[Spatial annotation entries]
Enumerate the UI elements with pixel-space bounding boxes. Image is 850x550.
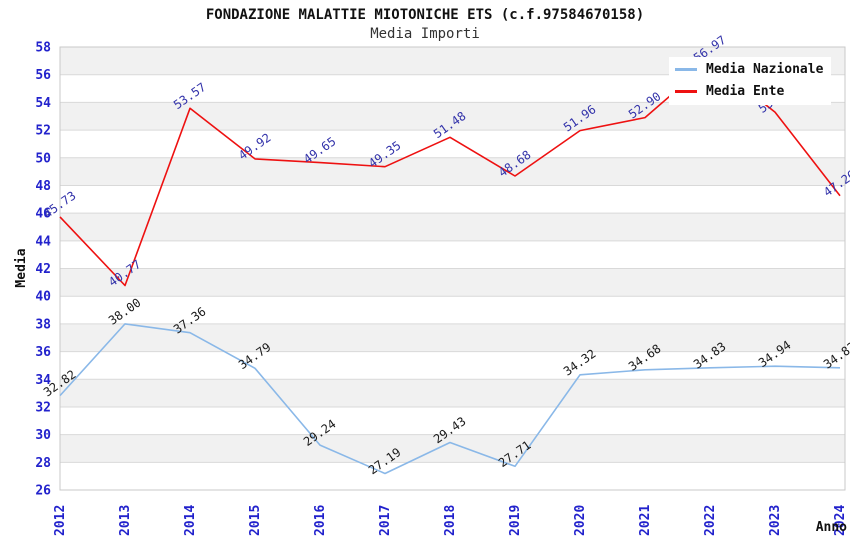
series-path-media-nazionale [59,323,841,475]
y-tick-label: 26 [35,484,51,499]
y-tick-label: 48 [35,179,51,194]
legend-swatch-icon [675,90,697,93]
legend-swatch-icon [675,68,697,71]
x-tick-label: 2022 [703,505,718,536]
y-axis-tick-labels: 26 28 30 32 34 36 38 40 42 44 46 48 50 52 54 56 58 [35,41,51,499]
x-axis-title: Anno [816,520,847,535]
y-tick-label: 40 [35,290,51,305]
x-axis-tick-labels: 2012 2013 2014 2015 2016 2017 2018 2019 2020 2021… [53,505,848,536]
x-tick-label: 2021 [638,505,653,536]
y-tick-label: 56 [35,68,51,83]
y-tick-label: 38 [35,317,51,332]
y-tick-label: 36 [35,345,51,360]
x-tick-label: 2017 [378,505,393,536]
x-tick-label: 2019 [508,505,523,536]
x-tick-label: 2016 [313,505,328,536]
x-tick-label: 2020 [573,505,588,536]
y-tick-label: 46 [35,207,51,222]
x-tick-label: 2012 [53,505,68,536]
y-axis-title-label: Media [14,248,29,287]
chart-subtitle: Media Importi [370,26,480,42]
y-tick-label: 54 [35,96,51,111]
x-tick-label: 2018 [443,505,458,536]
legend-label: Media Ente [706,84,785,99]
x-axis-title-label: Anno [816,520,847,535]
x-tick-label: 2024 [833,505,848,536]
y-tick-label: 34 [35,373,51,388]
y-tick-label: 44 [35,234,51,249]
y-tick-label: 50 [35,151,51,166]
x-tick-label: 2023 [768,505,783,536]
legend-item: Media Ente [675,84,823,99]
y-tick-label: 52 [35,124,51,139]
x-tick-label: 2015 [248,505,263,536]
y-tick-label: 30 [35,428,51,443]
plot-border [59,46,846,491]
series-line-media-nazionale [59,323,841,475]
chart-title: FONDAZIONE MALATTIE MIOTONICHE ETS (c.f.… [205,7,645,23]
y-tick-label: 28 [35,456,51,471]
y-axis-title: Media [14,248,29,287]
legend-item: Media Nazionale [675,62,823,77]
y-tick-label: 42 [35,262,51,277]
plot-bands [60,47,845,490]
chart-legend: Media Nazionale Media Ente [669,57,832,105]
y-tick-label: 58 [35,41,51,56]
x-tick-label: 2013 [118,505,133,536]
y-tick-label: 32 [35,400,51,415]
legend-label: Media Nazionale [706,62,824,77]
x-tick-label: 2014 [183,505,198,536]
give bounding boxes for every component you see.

...

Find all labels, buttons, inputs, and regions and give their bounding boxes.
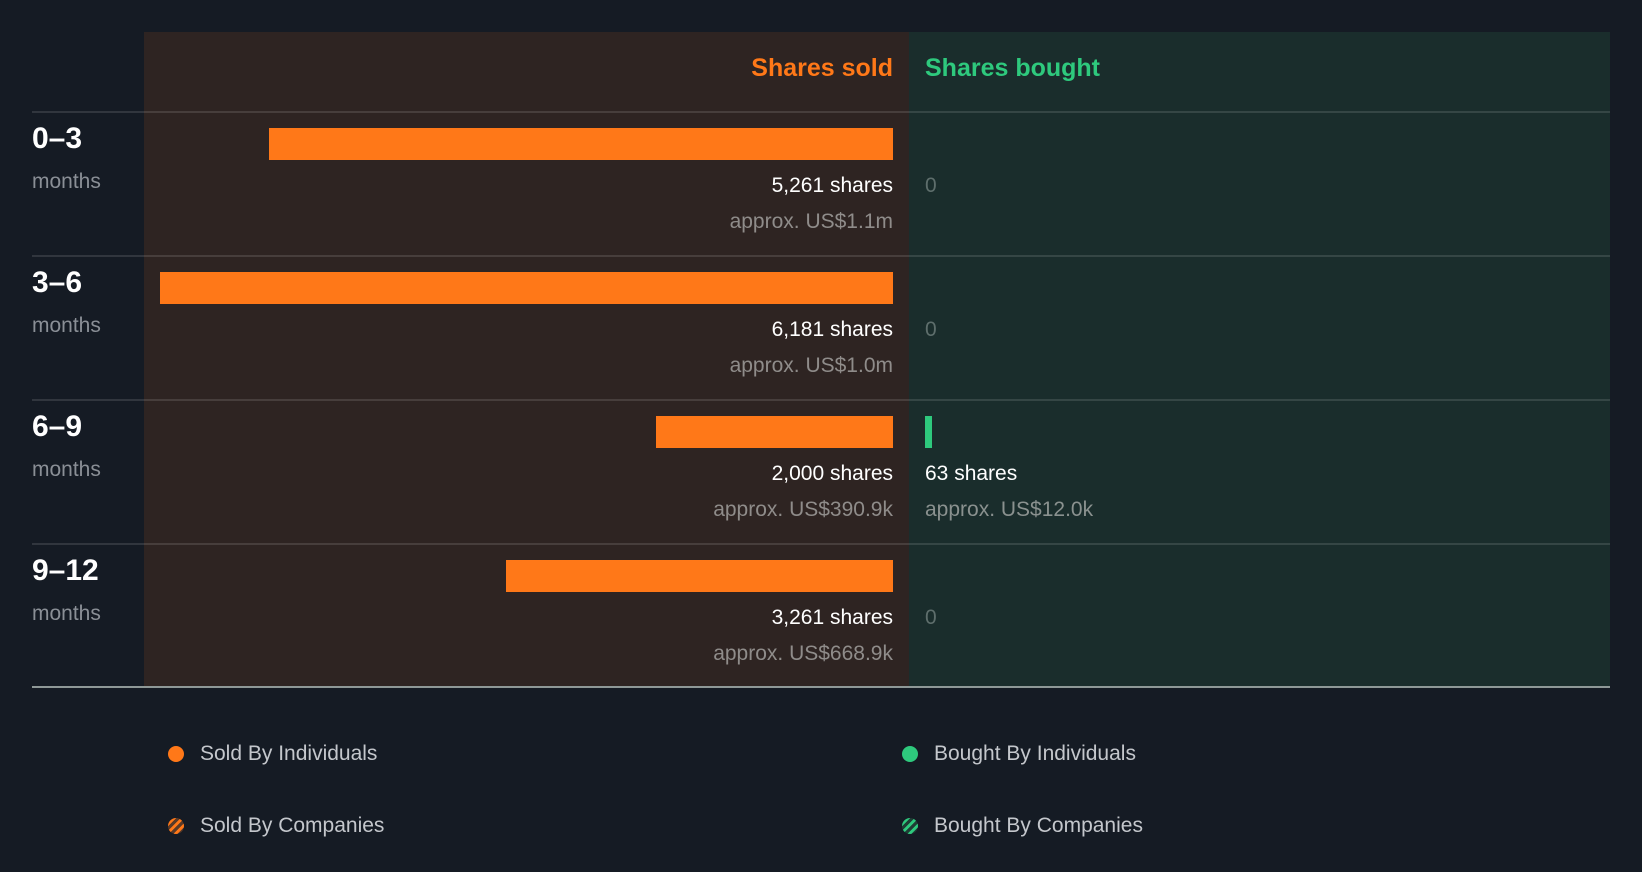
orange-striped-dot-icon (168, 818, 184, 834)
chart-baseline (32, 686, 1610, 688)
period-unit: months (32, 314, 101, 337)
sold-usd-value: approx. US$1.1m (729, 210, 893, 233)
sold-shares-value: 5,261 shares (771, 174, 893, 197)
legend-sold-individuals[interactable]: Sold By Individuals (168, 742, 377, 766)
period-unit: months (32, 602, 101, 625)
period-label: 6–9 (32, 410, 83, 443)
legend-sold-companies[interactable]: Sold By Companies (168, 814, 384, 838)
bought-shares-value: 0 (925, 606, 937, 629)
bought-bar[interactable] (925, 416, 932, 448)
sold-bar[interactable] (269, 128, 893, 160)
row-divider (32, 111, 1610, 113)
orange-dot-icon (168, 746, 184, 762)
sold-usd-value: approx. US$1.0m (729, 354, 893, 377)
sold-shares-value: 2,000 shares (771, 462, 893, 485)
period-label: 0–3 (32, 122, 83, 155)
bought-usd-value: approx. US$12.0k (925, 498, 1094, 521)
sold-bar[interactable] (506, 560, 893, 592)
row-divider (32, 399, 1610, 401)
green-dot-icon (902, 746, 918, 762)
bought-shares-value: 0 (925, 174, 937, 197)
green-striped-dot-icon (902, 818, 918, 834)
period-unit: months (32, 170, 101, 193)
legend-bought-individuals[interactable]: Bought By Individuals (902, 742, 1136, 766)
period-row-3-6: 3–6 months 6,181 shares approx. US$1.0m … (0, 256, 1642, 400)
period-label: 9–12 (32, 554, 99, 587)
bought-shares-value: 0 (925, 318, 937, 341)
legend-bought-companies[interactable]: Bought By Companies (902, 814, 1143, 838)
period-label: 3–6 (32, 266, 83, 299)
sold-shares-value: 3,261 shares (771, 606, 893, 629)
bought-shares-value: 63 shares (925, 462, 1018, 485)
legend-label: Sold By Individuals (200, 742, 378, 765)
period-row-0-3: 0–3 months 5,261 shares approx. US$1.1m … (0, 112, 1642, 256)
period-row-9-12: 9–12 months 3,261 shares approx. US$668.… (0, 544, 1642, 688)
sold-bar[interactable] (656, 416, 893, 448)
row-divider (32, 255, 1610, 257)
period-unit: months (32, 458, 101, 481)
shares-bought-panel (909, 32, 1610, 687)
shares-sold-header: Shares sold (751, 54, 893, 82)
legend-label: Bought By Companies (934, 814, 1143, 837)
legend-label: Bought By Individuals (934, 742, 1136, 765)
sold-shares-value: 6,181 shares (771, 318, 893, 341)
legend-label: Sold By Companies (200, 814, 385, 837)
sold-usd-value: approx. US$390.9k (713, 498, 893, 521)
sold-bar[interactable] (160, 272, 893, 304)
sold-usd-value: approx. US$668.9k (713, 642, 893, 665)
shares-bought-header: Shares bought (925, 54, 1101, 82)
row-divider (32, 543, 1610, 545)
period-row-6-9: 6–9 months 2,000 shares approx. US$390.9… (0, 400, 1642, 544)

## What to work on
Please copy out everything from the line containing "orange-striped-dot-icon (168, 818, 184, 834)" down to the line containing "bought-bar[interactable] (925, 416, 932, 448)", both included.

## Answer below
orange-striped-dot-icon (168, 818, 184, 834)
chart-baseline (32, 686, 1610, 688)
period-unit: months (32, 314, 101, 337)
sold-usd-value: approx. US$1.1m (729, 210, 893, 233)
sold-shares-value: 5,261 shares (771, 174, 893, 197)
legend-sold-individuals[interactable]: Sold By Individuals (168, 742, 377, 766)
period-unit: months (32, 602, 101, 625)
period-label: 6–9 (32, 410, 83, 443)
legend-sold-companies[interactable]: Sold By Companies (168, 814, 384, 838)
bought-shares-value: 0 (925, 606, 937, 629)
bought-bar[interactable] (925, 416, 932, 448)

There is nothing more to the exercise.